_Task prompt_
Transcribe every entry word for word. Skip the pictures.

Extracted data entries
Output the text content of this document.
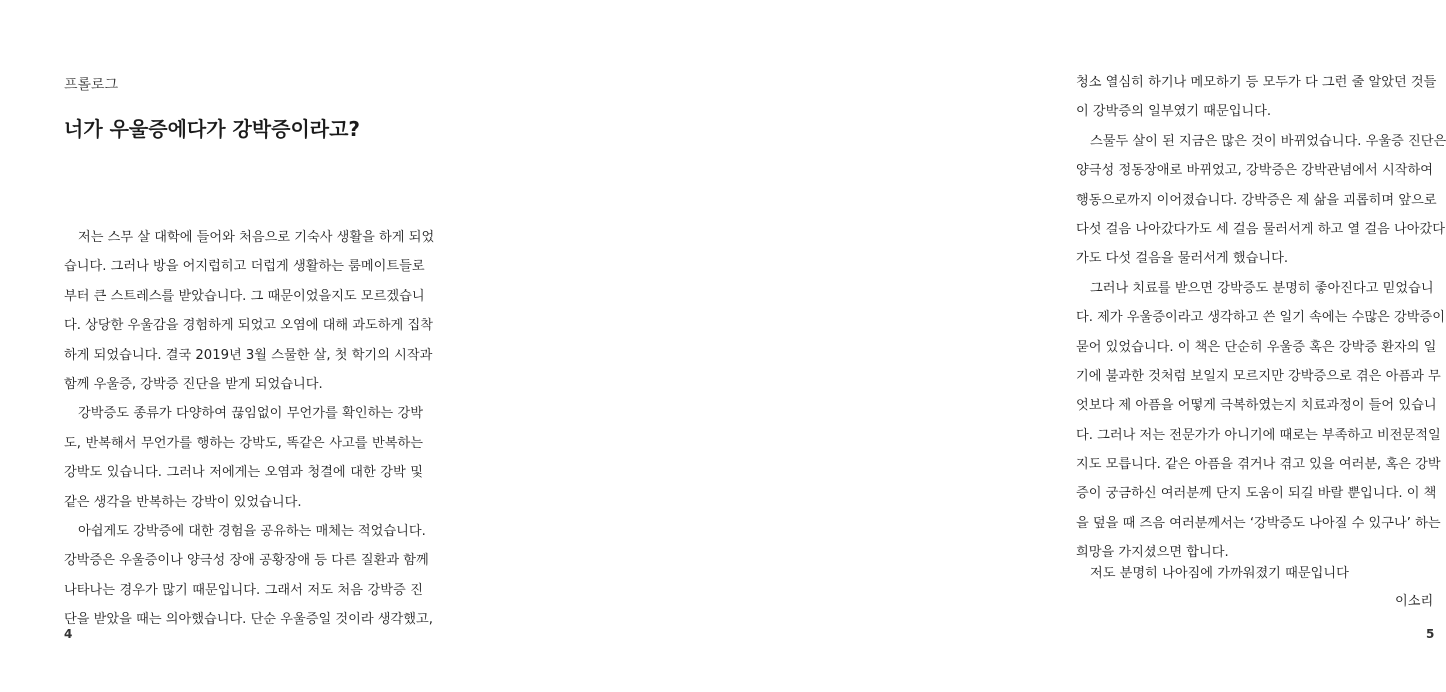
프롤로그
너가 우울증에다가 강박증이라고?
저는 스무 살 대학에 들어와 처음으로 기숙사 생활을 하게 되었
습니다. 그러나 방을 어지럽히고 더럽게 생활하는 룸메이트들로
부터 큰 스트레스를 받았습니다. 그 때문이었을지도 모르겠습니
다. 상당한 우울감을 경험하게 되었고 오염에 대해 과도하게 집착
하게 되었습니다. 결국 2019년 3월 스물한 살, 첫 학기의 시작과
함께 우울증, 강박증 진단을 받게 되었습니다.
강박증도 종류가 다양하여 끊임없이 무언가를 확인하는 강박
도, 반복해서 무언가를 행하는 강박도, 똑같은 사고를 반복하는
강박도 있습니다. 그러나 저에게는 오염과 청결에 대한 강박 및
같은 생각을 반복하는 강박이 있었습니다.
아쉽게도 강박증에 대한 경험을 공유하는 매체는 적었습니다.
강박증은 우울증이나 양극성 장애 공황장애 등 다른 질환과 함께
나타나는 경우가 많기 때문입니다. 그래서 저도 처음 강박증 진
단을 받았을 때는 의아했습니다. 단순 우울증일 것이라 생각했고,
4
청소 열심히 하기나 메모하기 등 모두가 다 그런 줄 알았던 것들
이 강박증의 일부였기 때문입니다.
스물두 살이 된 지금은 많은 것이 바뀌었습니다. 우울증 진단은
양극성 정동장애로 바뀌었고, 강박증은 강박관념에서 시작하여
행동으로까지 이어졌습니다. 강박증은 제 삶을 괴롭히며 앞으로
다섯 걸음 나아갔다가도 세 걸음 물러서게 하고 열 걸음 나아갔다
가도 다섯 걸음을 물러서게 했습니다.
그러나 치료를 받으면 강박증도 분명히 좋아진다고 믿었습니
다. 제가 우울증이라고 생각하고 쓴 일기 속에는 수많은 강박증이
묻어 있었습니다. 이 책은 단순히 우울증 혹은 강박증 환자의 일
기에 불과한 것처럼 보일지 모르지만 강박증으로 겪은 아픔과 무
엇보다 제 아픔을 어떻게 극복하였는지 치료과정이 들어 있습니
다. 그러나 저는 전문가가 아니기에 때로는 부족하고 비전문적일
지도 모릅니다. 같은 아픔을 겪거나 겪고 있을 여러분, 혹은 강박
증이 궁금하신 여러분께 단지 도움이 되길 바랄 뿐입니다. 이 책
을 덮을 때 즈음 여러분께서는 ‘강박증도 나아질 수 있구나’ 하는
희망을 가지셨으면 합니다.
저도 분명히 나아짐에 가까워졌기 때문입니다
이소리
5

_Response to the task_
Output the text content of this document.
프롤로그
너가 우울증에다가 강박증이라고?
저는 스무 살 대학에 들어와 처음으로 기숙사 생활을 하게 되었
습니다. 그러나 방을 어지럽히고 더럽게 생활하는 룸메이트들로
부터 큰 스트레스를 받았습니다. 그 때문이었을지도 모르겠습니
다. 상당한 우울감을 경험하게 되었고 오염에 대해 과도하게 집착
하게 되었습니다. 결국 2019년 3월 스물한 살, 첫 학기의 시작과
함께 우울증, 강박증 진단을 받게 되었습니다.
강박증도 종류가 다양하여 끊임없이 무언가를 확인하는 강박
도, 반복해서 무언가를 행하는 강박도, 똑같은 사고를 반복하는
강박도 있습니다. 그러나 저에게는 오염과 청결에 대한 강박 및
같은 생각을 반복하는 강박이 있었습니다.
아쉽게도 강박증에 대한 경험을 공유하는 매체는 적었습니다.
강박증은 우울증이나 양극성 장애 공황장애 등 다른 질환과 함께
나타나는 경우가 많기 때문입니다. 그래서 저도 처음 강박증 진
단을 받았을 때는 의아했습니다. 단순 우울증일 것이라 생각했고,
4
청소 열심히 하기나 메모하기 등 모두가 다 그런 줄 알았던 것들
이 강박증의 일부였기 때문입니다.
스물두 살이 된 지금은 많은 것이 바뀌었습니다. 우울증 진단은
양극성 정동장애로 바뀌었고, 강박증은 강박관념에서 시작하여
행동으로까지 이어졌습니다. 강박증은 제 삶을 괴롭히며 앞으로
다섯 걸음 나아갔다가도 세 걸음 물러서게 하고 열 걸음 나아갔다
가도 다섯 걸음을 물러서게 했습니다.
그러나 치료를 받으면 강박증도 분명히 좋아진다고 믿었습니
다. 제가 우울증이라고 생각하고 쓴 일기 속에는 수많은 강박증이
묻어 있었습니다. 이 책은 단순히 우울증 혹은 강박증 환자의 일
기에 불과한 것처럼 보일지 모르지만 강박증으로 겪은 아픔과 무
엇보다 제 아픔을 어떻게 극복하였는지 치료과정이 들어 있습니
다. 그러나 저는 전문가가 아니기에 때로는 부족하고 비전문적일
지도 모릅니다. 같은 아픔을 겪거나 겪고 있을 여러분, 혹은 강박
증이 궁금하신 여러분께 단지 도움이 되길 바랄 뿐입니다. 이 책
을 덮을 때 즈음 여러분께서는 ‘강박증도 나아질 수 있구나’ 하는
희망을 가지셨으면 합니다.
저도 분명히 나아짐에 가까워졌기 때문입니다
이소리
5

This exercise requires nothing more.